Stored data entries>
# # # # # # #
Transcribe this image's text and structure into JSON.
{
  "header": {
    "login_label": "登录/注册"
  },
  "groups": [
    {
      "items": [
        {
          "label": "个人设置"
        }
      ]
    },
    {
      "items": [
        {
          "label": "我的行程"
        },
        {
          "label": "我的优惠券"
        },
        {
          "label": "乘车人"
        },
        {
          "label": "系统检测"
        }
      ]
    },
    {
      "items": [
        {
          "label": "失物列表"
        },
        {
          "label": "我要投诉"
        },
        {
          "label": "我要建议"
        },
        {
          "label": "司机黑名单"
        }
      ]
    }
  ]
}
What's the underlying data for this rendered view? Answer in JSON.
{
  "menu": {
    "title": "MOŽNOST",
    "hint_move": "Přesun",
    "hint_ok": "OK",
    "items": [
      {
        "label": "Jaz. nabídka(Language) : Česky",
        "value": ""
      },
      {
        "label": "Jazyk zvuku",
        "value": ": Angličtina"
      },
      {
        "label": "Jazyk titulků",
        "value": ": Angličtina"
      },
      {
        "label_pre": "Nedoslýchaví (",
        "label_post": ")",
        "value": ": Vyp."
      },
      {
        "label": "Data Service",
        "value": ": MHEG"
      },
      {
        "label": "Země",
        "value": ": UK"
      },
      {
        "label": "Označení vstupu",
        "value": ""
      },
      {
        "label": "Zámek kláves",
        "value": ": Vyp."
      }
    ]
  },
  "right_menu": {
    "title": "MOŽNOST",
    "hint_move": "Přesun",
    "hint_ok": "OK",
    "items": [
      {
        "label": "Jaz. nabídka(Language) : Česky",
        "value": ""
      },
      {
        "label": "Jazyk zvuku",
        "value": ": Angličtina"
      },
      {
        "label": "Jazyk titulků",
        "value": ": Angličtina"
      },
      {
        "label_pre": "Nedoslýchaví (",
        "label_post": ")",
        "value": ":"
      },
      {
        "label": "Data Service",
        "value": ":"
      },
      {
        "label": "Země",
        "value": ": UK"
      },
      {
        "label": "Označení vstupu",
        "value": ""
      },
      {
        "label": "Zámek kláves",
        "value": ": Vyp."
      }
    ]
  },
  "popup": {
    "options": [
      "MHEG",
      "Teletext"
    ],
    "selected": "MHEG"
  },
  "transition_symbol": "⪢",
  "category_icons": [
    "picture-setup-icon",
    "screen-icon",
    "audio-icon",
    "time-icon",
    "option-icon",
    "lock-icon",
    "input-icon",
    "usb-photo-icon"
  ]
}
# # # # # # #
Exercise brief>
Copy all the records above precisely.

Result of this exercise>
Transcribe this image's text and structure into JSON.
{
  "header": {
    "login_label": "登录/注册"
  },
  "groups": [
    {
      "items": [
        {
          "label": "个人设置"
        }
      ]
    },
    {
      "items": [
        {
          "label": "我的行程"
        },
        {
          "label": "我的优惠券"
        },
        {
          "label": "乘车人"
        },
        {
          "label": "系统检测"
        }
      ]
    },
    {
      "items": [
        {
          "label": "失物列表"
        },
        {
          "label": "我要投诉"
        },
        {
          "label": "我要建议"
        },
        {
          "label": "司机黑名单"
        }
      ]
    }
  ]
}
What's the underlying data for this rendered view? Answer in JSON.
{
  "menu": {
    "title": "MOŽNOST",
    "hint_move": "Přesun",
    "hint_ok": "OK",
    "items": [
      {
        "label": "Jaz. nabídka(Language) : Česky",
        "value": ""
      },
      {
        "label": "Jazyk zvuku",
        "value": ": Angličtina"
      },
      {
        "label": "Jazyk titulků",
        "value": ": Angličtina"
      },
      {
        "label_pre": "Nedoslýchaví (",
        "label_post": ")",
        "value": ": Vyp."
      },
      {
        "label": "Data Service",
        "value": ": MHEG"
      },
      {
        "label": "Země",
        "value": ": UK"
      },
      {
        "label": "Označení vstupu",
        "value": ""
      },
      {
        "label": "Zámek kláves",
        "value": ": Vyp."
      }
    ]
  },
  "right_menu": {
    "title": "MOŽNOST",
    "hint_move": "Přesun",
    "hint_ok": "OK",
    "items": [
      {
        "label": "Jaz. nabídka(Language) : Česky",
        "value": ""
      },
      {
        "label": "Jazyk zvuku",
        "value": ": Angličtina"
      },
      {
        "label": "Jazyk titulků",
        "value": ": Angličtina"
      },
      {
        "label_pre": "Nedoslýchaví (",
        "label_post": ")",
        "value": ":"
      },
      {
        "label": "Data Service",
        "value": ":"
      },
      {
        "label": "Země",
        "value": ": UK"
      },
      {
        "label": "Označení vstupu",
        "value": ""
      },
      {
        "label": "Zámek kláves",
        "value": ": Vyp."
      }
    ]
  },
  "popup": {
    "options": [
      "MHEG",
      "Teletext"
    ],
    "selected": "MHEG"
  },
  "transition_symbol": "⪢",
  "category_icons": [
    "picture-setup-icon",
    "screen-icon",
    "audio-icon",
    "time-icon",
    "option-icon",
    "lock-icon",
    "input-icon",
    "usb-photo-icon"
  ]
}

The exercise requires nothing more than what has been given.